'''
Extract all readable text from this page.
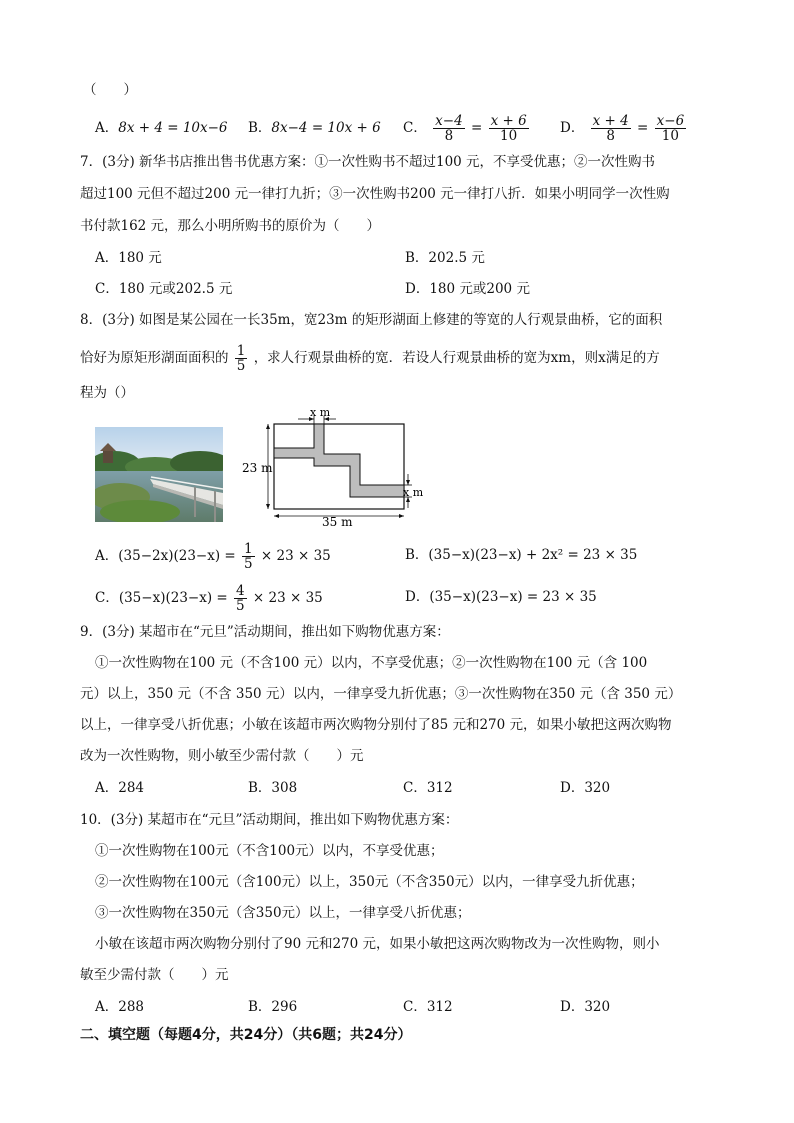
（　　）
A．8x + 4 = 10x−6 B．8x−4 = 10x + 6 C． $\frac{x-4}{8} = \frac{x + 6}{10}$ D． $\frac{x + 4}{8} = \frac{x-6}{10}$
7．(3分) 新华书店推出售书优惠方案：①一次性购书不超过100 元，不享受优惠；②一次性购书
超过100 元但不超过200 元一律打九折；③一次性购书200 元一律打八折．如果小明同学一次性购
书付款162 元，那么小明所购书的原价为（　　）
A．180 元	B．202.5 元
C．180 元或202.5 元	D．180 元或200 元
8．(3分) 如图是某公园在一长35m，宽23m 的矩形湖面上修建的等宽的人行观景曲桥，它的面积
恰好为原矩形湖面面积的 $\frac{1}{5}$ ，求人行观景曲桥的宽．若设人行观景曲桥的宽为xm，则x满足的方
程为（）
x m
23 m
x m
35 m
A．$(35-2x)(23-x) = \frac{1}{5} \times 23 \times 35$	B．(35−x)(23−x) + 2x² = 23 × 35
C．$(35-x)(23-x) = \frac{4}{5} \times 23 \times 35$	D．(35−x)(23−x) = 23 × 35
9．(3分) 某超市在“元旦”活动期间，推出如下购物优惠方案：
①一次性购物在100 元（不含100 元）以内，不享受优惠；②一次性购物在100 元（含 100
元）以上，350 元（不含 350 元）以内，一律享受九折优惠；③一次性购物在350 元（含 350 元）
以上，一律享受八折优惠；小敏在该超市两次购物分别付了85 元和270 元，如果小敏把这两次购物
改为一次性购物，则小敏至少需付款（　　）元
A．284	B．308	C．312	D．320
10．(3分) 某超市在“元旦”活动期间，推出如下购物优惠方案：
①一次性购物在100元（不含100元）以内，不享受优惠；
②一次性购物在100元（含100元）以上，350元（不含350元）以内，一律享受九折优惠；
③一次性购物在350元（含350元）以上，一律享受八折优惠；
小敏在该超市两次购物分别付了90 元和270 元，如果小敏把这两次购物改为一次性购物，则小
敏至少需付款（　　）元
A．288	B．296	C．312	D．320
二、填空题（每题4分，共24分）（共6题；共24分）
'''
▶ Short task
Which lines above contain the word "某超市在"? Copy each of them.

▶ Final result
9．(3分) 某超市在“元旦”活动期间，推出如下购物优惠方案：
10．(3分) 某超市在“元旦”活动期间，推出如下购物优惠方案：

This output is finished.